WORKING DATA
◇ ◇ ◇ ◇ ◇ ◇ ◇

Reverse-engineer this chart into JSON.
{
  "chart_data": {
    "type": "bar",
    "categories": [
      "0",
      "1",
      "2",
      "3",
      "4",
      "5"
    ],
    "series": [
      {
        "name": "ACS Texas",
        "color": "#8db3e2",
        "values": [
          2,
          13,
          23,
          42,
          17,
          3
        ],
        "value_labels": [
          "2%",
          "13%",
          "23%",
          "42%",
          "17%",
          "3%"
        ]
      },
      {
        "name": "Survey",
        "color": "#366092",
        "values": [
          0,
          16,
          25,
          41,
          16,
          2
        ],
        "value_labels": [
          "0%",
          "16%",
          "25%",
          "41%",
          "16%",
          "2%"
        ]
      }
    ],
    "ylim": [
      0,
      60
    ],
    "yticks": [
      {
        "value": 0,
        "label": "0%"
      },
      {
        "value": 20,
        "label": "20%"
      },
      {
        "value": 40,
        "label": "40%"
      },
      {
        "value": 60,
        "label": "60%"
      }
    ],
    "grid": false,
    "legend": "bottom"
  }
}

◇ ◇ ◇ ◇ ◇ ◇ ◇

WHAT YOU HAVE TO DO
Please output every record, keeping each line exact.

FINAL ANSWER
Reverse-engineer this chart into JSON.
{
  "chart_data": {
    "type": "bar",
    "categories": [
      "0",
      "1",
      "2",
      "3",
      "4",
      "5"
    ],
    "series": [
      {
        "name": "ACS Texas",
        "color": "#8db3e2",
        "values": [
          2,
          13,
          23,
          42,
          17,
          3
        ],
        "value_labels": [
          "2%",
          "13%",
          "23%",
          "42%",
          "17%",
          "3%"
        ]
      },
      {
        "name": "Survey",
        "color": "#366092",
        "values": [
          0,
          16,
          25,
          41,
          16,
          2
        ],
        "value_labels": [
          "0%",
          "16%",
          "25%",
          "41%",
          "16%",
          "2%"
        ]
      }
    ],
    "ylim": [
      0,
      60
    ],
    "yticks": [
      {
        "value": 0,
        "label": "0%"
      },
      {
        "value": 20,
        "label": "20%"
      },
      {
        "value": 40,
        "label": "40%"
      },
      {
        "value": 60,
        "label": "60%"
      }
    ],
    "grid": false,
    "legend": "bottom"
  }
}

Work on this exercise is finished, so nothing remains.